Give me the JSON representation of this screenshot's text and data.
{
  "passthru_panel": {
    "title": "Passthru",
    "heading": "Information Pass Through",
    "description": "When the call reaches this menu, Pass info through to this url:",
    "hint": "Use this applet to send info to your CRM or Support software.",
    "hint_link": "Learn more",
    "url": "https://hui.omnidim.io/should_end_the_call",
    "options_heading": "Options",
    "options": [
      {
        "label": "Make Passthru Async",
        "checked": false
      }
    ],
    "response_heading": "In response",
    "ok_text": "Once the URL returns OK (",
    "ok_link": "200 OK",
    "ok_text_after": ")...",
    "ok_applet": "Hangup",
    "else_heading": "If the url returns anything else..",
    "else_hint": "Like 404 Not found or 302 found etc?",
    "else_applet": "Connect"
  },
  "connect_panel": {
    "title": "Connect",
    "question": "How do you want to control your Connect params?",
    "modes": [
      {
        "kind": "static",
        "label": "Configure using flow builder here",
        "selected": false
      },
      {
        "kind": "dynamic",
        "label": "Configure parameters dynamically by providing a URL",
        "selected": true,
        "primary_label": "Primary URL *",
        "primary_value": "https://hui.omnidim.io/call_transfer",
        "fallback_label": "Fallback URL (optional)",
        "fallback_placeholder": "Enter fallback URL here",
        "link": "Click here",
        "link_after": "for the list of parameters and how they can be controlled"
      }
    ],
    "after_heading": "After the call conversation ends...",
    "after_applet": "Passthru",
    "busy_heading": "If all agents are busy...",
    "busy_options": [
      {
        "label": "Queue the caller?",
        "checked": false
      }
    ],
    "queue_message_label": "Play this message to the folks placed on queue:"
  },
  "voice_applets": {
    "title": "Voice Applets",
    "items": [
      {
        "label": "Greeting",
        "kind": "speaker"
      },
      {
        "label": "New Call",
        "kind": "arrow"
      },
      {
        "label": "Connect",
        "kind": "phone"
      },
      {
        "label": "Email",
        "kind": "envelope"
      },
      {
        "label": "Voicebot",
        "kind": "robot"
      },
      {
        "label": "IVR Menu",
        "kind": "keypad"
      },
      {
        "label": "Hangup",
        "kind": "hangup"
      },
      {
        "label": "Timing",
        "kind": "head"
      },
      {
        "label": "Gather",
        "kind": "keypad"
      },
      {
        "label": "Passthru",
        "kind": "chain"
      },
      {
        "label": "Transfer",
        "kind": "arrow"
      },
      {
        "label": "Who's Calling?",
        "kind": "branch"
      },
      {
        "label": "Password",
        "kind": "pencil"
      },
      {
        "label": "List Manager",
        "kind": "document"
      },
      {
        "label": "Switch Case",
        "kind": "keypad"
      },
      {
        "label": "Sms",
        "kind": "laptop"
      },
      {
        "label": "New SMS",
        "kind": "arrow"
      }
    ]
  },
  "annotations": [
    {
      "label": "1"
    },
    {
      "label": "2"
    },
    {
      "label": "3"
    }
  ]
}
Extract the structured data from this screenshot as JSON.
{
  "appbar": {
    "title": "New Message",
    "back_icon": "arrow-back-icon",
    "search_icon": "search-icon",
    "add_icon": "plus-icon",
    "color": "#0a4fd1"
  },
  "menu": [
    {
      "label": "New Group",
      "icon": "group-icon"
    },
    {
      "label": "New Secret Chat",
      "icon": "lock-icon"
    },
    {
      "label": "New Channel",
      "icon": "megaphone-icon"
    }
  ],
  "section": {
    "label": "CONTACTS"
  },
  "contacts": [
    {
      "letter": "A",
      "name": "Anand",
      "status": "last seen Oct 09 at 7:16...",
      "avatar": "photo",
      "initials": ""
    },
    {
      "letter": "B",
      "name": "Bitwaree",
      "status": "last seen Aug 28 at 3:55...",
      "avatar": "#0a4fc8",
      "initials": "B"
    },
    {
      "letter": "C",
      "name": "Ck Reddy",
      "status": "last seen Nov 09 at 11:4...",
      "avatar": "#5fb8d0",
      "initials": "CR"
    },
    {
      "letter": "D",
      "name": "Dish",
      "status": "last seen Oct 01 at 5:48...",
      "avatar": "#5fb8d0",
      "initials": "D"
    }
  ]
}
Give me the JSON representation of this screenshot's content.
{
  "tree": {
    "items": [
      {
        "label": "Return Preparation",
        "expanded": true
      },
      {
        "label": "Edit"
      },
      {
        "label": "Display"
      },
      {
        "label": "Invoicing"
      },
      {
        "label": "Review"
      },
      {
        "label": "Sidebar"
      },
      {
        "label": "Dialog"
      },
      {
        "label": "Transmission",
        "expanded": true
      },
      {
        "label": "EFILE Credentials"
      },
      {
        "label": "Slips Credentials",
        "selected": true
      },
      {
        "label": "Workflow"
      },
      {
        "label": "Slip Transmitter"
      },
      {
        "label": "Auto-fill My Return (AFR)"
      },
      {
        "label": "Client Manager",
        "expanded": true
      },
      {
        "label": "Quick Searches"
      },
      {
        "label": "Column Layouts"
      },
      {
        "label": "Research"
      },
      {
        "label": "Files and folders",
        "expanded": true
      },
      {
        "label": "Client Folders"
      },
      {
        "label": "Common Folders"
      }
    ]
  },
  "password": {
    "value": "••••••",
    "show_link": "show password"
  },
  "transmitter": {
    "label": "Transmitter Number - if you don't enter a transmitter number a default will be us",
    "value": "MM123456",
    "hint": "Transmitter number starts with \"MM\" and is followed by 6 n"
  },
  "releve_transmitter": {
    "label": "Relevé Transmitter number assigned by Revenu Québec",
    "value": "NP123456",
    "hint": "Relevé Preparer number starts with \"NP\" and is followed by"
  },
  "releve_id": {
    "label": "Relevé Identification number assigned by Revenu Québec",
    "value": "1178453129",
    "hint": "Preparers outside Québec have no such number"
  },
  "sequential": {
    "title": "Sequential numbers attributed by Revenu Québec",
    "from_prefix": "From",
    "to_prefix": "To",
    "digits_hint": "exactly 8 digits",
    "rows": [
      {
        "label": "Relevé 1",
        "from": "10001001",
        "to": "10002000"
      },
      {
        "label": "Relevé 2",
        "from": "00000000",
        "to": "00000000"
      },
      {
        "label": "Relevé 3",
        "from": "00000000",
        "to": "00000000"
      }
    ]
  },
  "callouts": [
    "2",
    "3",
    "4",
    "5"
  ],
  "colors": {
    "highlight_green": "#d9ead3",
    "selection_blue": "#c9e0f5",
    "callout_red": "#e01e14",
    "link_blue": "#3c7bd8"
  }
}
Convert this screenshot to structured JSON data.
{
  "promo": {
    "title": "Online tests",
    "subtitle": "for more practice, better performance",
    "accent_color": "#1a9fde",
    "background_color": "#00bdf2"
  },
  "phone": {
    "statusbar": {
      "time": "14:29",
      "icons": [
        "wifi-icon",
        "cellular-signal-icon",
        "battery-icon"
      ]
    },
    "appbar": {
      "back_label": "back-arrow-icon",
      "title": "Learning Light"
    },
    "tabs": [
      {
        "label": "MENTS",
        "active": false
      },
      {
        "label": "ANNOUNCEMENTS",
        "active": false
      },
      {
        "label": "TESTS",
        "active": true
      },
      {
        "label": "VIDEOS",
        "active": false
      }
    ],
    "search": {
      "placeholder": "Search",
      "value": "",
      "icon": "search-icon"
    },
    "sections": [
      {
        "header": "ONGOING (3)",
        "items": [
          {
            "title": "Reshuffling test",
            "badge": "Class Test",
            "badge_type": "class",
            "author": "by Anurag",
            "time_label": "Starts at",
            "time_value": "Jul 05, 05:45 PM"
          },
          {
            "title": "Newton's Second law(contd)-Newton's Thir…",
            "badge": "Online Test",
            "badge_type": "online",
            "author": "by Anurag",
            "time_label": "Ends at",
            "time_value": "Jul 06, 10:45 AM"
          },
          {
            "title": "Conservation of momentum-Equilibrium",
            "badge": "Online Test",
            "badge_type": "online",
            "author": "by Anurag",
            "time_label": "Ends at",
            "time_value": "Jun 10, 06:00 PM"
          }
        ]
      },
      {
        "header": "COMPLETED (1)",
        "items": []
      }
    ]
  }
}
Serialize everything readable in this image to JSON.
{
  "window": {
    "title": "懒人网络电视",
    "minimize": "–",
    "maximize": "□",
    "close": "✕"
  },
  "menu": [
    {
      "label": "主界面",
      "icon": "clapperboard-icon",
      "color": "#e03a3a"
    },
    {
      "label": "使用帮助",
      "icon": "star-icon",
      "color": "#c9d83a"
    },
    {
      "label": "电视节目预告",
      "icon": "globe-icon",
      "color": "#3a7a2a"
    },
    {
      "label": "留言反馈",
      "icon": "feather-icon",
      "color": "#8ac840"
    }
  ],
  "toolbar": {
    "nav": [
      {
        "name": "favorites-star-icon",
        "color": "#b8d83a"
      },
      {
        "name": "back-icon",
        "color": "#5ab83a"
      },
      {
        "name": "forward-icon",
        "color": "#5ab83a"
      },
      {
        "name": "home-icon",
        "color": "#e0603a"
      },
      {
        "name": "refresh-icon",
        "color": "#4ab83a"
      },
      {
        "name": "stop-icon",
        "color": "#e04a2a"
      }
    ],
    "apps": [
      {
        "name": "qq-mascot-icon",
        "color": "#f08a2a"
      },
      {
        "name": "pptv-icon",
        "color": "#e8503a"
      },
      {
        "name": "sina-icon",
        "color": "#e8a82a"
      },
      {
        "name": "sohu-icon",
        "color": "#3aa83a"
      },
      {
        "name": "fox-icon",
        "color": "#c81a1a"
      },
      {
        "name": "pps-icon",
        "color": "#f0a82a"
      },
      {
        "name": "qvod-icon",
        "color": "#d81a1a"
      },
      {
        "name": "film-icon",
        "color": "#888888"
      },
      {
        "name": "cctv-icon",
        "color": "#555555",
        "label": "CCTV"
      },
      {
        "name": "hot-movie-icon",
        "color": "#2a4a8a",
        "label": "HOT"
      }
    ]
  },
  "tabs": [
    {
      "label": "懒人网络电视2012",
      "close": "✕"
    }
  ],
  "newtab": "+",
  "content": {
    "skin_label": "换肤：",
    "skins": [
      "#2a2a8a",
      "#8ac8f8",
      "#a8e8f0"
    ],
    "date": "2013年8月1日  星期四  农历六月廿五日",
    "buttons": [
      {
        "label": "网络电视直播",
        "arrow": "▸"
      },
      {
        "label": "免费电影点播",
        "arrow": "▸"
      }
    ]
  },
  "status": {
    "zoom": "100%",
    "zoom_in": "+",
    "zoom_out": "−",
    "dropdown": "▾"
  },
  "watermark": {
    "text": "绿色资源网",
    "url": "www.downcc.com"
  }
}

- - -

• Work to be completed
Gather each line in these records that contains the string "this".

• Complete response
Give me the JSON representation of this screenshot's text and data.
    "description": "When the call reaches this menu, Pass info through to this url:",
    "hint": "Use this applet to send info to your CRM or Support software.",
    "queue_message_label": "Play this message to the folks placed on queue:"
Extract the structured data from this screenshot as JSON.
Give me the JSON representation of this screenshot's content.
Convert this screenshot to structured JSON data.
Serialize everything readable in this image to JSON.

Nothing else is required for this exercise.